━━━ Records supplied
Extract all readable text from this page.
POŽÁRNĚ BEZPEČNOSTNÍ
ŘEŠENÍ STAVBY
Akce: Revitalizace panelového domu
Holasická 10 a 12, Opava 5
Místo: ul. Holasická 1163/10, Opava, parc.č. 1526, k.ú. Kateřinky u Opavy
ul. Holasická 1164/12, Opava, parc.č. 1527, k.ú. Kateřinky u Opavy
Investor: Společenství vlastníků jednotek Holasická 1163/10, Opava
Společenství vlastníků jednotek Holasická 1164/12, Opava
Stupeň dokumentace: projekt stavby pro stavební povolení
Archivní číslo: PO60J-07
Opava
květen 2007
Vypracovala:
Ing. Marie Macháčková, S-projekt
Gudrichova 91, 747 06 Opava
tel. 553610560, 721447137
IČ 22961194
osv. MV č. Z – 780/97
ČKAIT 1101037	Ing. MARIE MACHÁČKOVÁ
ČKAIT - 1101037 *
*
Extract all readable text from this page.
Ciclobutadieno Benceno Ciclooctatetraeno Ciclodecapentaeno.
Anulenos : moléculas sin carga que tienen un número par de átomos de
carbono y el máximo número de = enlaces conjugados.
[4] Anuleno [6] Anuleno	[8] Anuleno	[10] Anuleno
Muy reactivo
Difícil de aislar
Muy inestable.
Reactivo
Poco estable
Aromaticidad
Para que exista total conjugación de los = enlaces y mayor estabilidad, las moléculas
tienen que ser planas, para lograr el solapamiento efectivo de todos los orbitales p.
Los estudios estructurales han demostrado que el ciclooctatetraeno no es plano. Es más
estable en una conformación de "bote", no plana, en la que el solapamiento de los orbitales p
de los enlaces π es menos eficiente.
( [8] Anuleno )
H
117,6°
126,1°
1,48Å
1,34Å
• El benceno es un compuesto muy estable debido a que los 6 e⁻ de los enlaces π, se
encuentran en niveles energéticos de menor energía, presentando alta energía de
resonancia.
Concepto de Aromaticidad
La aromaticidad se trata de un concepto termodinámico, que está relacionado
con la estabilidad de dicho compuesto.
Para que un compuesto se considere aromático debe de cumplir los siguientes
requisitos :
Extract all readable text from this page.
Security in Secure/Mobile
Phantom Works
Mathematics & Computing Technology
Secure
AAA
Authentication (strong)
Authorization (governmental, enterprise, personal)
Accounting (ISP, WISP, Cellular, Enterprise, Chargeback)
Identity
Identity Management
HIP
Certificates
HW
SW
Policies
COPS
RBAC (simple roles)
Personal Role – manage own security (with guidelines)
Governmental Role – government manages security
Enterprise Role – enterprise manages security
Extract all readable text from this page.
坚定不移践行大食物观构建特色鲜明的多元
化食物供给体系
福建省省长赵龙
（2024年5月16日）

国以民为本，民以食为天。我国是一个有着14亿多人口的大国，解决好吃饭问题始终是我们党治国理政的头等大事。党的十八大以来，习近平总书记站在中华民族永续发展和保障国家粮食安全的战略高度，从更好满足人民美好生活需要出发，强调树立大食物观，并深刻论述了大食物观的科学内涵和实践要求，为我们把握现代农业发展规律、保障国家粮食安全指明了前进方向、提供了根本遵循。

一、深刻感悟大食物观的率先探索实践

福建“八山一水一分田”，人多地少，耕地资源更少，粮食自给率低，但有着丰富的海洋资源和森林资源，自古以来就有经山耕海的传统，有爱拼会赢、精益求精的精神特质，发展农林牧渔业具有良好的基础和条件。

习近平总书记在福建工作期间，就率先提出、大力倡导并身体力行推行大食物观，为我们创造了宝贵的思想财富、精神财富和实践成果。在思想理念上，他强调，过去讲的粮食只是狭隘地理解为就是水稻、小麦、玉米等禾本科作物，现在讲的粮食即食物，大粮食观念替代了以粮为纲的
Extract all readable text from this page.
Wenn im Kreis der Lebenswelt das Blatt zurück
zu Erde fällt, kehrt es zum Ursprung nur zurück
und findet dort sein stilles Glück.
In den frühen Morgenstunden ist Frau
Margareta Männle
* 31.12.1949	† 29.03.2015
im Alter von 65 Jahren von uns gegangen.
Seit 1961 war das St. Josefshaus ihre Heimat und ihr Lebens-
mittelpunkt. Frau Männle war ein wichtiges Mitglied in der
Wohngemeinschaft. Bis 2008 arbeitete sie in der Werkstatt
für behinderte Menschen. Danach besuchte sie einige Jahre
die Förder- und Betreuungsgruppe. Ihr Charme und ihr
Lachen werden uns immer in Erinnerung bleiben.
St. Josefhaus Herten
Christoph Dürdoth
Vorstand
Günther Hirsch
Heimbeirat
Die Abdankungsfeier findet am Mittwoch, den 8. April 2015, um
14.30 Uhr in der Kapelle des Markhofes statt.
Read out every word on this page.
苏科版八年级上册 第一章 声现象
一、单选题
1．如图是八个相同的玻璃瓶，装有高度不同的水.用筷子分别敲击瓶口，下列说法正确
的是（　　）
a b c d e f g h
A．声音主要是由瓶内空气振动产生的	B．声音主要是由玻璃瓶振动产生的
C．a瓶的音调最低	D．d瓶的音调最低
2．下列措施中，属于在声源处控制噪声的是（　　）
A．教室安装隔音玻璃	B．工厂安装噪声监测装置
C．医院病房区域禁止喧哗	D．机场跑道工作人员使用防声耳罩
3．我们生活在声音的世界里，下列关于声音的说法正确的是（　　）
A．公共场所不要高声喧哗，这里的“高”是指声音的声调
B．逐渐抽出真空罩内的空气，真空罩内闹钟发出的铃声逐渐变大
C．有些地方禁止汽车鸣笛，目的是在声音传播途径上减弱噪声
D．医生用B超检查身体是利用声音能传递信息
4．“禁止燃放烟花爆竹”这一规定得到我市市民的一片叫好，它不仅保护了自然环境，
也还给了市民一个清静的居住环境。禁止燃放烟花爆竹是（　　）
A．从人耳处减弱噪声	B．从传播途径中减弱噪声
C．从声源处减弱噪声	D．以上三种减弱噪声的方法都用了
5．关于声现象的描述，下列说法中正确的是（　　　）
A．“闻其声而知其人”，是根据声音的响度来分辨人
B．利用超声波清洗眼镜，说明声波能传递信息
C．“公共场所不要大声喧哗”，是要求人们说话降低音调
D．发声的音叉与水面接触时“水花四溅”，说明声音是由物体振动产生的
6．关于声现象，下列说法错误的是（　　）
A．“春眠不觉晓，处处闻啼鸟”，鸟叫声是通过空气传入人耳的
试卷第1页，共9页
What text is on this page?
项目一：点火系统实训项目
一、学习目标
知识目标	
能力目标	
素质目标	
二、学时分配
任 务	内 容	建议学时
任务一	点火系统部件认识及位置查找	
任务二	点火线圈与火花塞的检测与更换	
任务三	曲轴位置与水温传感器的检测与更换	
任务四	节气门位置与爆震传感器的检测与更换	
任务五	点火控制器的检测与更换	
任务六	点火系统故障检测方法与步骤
━━━━━━
▸ **Task objective**:
Collect each line of the entries that has the word "tienen", copying it in full.

▸ **Result below**:
Anulenos : moléculas sin carga que tienen un número par de átomos de
tienen que ser planas, para lograr el solapamiento efectivo de todos los orbitales p.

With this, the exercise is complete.